■ **Written request**
Gather all lines in the entries that include the word "border".

Dataset rows:
========
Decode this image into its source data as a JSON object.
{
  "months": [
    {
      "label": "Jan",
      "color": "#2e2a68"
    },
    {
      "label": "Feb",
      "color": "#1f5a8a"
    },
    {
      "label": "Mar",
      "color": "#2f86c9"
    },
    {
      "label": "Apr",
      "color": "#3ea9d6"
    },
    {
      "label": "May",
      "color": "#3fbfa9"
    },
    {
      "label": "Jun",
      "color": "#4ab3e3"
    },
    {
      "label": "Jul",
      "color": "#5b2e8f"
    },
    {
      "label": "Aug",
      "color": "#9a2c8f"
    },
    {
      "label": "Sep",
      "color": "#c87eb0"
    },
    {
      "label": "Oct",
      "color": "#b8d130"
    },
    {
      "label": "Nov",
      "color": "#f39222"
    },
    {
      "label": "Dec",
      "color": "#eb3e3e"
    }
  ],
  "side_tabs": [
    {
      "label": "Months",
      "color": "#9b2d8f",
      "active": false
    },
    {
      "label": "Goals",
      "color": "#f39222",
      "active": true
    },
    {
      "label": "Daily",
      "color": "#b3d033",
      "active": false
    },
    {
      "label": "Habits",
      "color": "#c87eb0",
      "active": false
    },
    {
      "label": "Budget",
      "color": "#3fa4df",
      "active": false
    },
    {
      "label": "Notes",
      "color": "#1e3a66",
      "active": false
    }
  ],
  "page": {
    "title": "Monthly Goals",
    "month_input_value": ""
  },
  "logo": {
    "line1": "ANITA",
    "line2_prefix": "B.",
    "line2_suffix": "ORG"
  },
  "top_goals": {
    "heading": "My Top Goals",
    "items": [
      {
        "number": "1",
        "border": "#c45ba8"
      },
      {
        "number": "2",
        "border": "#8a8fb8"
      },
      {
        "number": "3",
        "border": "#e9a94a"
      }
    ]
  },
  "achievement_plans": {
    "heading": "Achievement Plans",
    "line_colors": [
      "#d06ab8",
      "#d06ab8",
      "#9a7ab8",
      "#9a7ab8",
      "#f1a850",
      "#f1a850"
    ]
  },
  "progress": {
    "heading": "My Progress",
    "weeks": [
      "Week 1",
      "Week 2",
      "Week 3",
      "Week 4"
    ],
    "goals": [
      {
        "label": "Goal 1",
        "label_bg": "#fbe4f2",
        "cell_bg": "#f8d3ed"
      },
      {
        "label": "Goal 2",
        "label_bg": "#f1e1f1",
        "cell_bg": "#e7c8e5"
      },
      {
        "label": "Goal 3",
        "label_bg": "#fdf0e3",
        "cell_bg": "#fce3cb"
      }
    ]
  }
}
========
■ **The completed task**
        "border": "#c45ba8"
        "border": "#8a8fb8"
        "border": "#e9a94a"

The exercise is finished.